# Dataset entries:
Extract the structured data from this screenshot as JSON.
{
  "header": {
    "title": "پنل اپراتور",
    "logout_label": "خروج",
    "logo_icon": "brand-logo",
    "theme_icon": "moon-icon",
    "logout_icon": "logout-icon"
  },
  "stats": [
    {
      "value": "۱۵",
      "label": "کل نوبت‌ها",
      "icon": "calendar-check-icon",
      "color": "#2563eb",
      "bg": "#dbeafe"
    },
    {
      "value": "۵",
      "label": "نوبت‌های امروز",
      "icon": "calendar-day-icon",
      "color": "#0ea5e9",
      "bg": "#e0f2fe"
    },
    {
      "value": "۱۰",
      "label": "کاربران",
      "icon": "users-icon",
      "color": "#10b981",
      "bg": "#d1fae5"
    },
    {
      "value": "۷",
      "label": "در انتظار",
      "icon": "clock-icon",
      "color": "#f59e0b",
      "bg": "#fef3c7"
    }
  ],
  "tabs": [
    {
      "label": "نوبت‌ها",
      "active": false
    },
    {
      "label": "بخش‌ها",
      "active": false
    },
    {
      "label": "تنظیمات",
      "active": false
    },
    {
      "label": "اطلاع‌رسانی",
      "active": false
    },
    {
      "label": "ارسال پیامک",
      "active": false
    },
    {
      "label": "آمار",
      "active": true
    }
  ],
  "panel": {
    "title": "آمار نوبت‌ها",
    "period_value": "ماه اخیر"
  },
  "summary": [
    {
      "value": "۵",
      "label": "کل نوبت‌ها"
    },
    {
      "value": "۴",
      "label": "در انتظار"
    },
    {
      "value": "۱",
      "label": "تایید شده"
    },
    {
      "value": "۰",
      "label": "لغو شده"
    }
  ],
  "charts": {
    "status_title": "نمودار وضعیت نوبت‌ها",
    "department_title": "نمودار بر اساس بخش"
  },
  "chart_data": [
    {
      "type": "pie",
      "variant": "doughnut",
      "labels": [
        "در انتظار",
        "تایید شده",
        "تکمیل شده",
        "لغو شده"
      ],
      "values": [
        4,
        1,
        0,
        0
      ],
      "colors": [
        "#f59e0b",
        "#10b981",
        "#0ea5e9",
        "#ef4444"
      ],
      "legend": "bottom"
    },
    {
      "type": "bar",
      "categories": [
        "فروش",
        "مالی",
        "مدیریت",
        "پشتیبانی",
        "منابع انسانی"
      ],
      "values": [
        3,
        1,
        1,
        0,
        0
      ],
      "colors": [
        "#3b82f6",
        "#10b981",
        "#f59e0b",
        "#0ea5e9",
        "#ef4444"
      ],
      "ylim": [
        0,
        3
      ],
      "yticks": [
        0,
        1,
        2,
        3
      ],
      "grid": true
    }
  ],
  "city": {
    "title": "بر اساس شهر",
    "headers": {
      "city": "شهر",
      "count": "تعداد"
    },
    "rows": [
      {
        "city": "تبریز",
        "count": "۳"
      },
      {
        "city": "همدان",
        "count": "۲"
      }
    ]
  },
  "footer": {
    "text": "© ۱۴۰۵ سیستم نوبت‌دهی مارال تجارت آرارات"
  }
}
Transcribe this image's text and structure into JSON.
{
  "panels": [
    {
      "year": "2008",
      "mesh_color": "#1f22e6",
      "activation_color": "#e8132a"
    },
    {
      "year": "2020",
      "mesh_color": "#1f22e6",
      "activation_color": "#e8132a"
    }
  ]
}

# Short task:
Find each line with the string "text" and copy it out.

# Full answer:
    "text": "© ۱۴۰۵ سیستم نوبت‌دهی مارال تجارت آرارات"
Transcribe this image's text and structure into JSON.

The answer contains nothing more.